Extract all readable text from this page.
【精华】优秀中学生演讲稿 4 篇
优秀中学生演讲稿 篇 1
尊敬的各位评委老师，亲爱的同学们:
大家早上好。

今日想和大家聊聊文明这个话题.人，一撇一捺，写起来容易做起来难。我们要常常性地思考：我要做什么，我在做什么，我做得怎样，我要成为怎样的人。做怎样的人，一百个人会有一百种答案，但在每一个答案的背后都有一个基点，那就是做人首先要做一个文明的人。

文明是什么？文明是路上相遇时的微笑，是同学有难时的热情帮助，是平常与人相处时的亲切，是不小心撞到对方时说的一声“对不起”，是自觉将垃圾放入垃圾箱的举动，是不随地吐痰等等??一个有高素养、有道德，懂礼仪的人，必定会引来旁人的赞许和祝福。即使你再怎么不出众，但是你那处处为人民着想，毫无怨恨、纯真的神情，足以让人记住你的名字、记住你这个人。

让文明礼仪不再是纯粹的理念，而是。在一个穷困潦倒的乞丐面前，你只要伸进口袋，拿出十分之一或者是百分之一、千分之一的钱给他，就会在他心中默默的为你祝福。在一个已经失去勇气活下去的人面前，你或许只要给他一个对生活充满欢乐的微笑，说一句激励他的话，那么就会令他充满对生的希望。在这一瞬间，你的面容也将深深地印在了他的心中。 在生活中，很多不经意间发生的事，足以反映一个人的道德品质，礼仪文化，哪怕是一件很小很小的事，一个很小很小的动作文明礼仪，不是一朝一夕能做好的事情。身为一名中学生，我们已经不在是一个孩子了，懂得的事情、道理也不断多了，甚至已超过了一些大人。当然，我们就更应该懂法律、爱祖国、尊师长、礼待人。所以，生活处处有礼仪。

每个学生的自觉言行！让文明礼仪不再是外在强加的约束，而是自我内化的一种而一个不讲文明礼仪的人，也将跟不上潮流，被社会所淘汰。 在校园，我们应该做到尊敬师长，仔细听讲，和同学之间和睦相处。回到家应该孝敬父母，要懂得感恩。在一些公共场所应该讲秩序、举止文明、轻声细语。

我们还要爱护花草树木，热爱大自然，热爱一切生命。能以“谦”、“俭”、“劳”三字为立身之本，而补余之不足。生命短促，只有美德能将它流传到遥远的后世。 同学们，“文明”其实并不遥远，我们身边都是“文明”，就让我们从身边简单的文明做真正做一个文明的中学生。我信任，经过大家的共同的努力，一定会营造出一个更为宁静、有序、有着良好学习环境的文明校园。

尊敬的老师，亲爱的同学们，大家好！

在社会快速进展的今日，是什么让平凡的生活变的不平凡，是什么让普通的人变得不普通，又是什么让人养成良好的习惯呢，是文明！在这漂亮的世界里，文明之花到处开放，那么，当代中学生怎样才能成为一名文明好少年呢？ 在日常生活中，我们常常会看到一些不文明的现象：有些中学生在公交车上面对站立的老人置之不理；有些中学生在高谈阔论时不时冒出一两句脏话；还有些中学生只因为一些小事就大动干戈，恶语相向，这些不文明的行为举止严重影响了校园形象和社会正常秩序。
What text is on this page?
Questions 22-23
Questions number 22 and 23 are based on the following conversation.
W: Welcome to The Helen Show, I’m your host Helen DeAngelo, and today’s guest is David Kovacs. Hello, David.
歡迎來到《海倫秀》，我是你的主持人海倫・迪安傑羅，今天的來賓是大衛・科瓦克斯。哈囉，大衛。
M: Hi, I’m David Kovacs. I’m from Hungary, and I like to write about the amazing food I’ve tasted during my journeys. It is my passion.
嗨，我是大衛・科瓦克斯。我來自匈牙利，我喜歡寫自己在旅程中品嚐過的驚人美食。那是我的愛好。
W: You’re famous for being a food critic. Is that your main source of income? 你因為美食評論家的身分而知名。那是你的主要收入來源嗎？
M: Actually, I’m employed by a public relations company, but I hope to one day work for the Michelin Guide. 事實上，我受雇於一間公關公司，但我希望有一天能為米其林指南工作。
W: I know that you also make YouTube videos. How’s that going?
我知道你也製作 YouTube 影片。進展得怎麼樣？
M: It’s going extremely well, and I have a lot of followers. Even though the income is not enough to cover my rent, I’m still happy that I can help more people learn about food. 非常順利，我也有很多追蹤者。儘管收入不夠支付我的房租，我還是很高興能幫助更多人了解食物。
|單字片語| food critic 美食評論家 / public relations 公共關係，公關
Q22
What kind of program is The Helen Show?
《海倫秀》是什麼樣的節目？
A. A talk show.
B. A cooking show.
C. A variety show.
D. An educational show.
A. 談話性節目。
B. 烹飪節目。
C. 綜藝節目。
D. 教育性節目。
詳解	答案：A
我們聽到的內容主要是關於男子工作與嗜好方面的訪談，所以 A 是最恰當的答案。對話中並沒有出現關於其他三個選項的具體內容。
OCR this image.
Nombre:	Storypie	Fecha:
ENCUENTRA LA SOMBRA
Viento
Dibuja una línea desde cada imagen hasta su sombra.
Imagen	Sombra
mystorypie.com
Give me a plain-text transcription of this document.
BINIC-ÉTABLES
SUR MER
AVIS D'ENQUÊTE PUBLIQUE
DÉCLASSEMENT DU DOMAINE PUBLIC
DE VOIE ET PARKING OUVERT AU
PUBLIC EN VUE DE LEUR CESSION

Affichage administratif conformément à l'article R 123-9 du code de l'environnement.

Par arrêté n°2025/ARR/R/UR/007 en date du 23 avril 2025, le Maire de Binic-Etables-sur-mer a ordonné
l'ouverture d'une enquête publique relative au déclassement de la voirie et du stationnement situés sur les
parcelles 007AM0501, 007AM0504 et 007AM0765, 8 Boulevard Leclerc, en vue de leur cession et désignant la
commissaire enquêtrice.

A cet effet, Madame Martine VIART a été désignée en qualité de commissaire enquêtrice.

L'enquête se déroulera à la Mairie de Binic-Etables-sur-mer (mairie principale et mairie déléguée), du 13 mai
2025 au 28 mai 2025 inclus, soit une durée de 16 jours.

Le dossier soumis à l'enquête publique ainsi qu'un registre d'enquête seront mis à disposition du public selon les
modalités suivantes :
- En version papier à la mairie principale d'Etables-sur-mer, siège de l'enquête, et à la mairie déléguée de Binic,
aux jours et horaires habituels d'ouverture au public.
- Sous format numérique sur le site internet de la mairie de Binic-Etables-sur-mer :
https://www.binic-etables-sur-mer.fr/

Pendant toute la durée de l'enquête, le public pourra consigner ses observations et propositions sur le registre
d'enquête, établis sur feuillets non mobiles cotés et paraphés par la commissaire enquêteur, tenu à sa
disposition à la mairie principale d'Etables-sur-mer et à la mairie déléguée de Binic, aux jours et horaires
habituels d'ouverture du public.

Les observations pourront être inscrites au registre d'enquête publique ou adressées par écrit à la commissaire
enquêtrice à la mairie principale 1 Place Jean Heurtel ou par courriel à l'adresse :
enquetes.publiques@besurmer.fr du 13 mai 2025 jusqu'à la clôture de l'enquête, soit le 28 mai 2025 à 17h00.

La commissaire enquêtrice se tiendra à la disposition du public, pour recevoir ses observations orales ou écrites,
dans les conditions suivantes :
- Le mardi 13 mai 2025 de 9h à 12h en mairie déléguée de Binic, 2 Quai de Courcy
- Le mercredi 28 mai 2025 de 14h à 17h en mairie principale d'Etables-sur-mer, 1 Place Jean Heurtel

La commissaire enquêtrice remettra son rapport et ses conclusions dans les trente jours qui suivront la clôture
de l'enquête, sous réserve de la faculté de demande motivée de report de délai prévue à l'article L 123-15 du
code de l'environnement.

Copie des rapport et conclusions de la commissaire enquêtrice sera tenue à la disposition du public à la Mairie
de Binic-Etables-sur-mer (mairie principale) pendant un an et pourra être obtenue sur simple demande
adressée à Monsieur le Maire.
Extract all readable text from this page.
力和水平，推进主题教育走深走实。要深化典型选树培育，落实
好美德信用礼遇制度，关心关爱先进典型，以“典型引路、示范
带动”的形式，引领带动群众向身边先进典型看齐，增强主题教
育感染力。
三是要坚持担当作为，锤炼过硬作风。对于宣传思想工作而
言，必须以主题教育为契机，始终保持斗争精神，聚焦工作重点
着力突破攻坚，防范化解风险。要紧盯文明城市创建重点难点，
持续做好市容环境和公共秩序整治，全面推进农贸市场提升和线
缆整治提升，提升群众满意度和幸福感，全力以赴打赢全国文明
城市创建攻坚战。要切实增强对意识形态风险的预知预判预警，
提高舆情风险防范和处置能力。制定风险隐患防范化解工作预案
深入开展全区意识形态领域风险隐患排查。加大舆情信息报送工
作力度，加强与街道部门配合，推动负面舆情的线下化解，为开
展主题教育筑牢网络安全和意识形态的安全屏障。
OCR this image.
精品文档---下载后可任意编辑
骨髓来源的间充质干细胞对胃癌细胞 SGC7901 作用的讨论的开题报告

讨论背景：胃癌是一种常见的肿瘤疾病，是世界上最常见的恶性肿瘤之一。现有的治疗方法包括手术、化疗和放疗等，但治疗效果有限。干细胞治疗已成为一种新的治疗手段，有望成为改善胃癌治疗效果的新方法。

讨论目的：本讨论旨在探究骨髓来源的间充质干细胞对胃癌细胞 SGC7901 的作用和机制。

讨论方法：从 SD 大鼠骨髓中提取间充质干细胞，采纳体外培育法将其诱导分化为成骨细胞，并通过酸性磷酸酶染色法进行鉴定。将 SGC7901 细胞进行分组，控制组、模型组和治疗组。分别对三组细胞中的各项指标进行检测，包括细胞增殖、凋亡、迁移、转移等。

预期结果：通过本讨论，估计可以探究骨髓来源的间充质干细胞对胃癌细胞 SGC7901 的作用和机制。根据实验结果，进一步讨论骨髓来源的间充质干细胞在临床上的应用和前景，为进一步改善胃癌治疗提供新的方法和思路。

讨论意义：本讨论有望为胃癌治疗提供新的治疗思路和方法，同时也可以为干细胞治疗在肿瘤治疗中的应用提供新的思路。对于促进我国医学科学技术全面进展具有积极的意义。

*Exercise aim:*
All lines above with "soit" in them should be returned.

*Task answer:*
2025 au 28 mai 2025 inclus, soit une durée de 16 jours.
enquetes.publiques@besurmer.fr du 13 mai 2025 jusqu'à la clôture de l'enquête, soit le 28 mai 2025 à 17h00.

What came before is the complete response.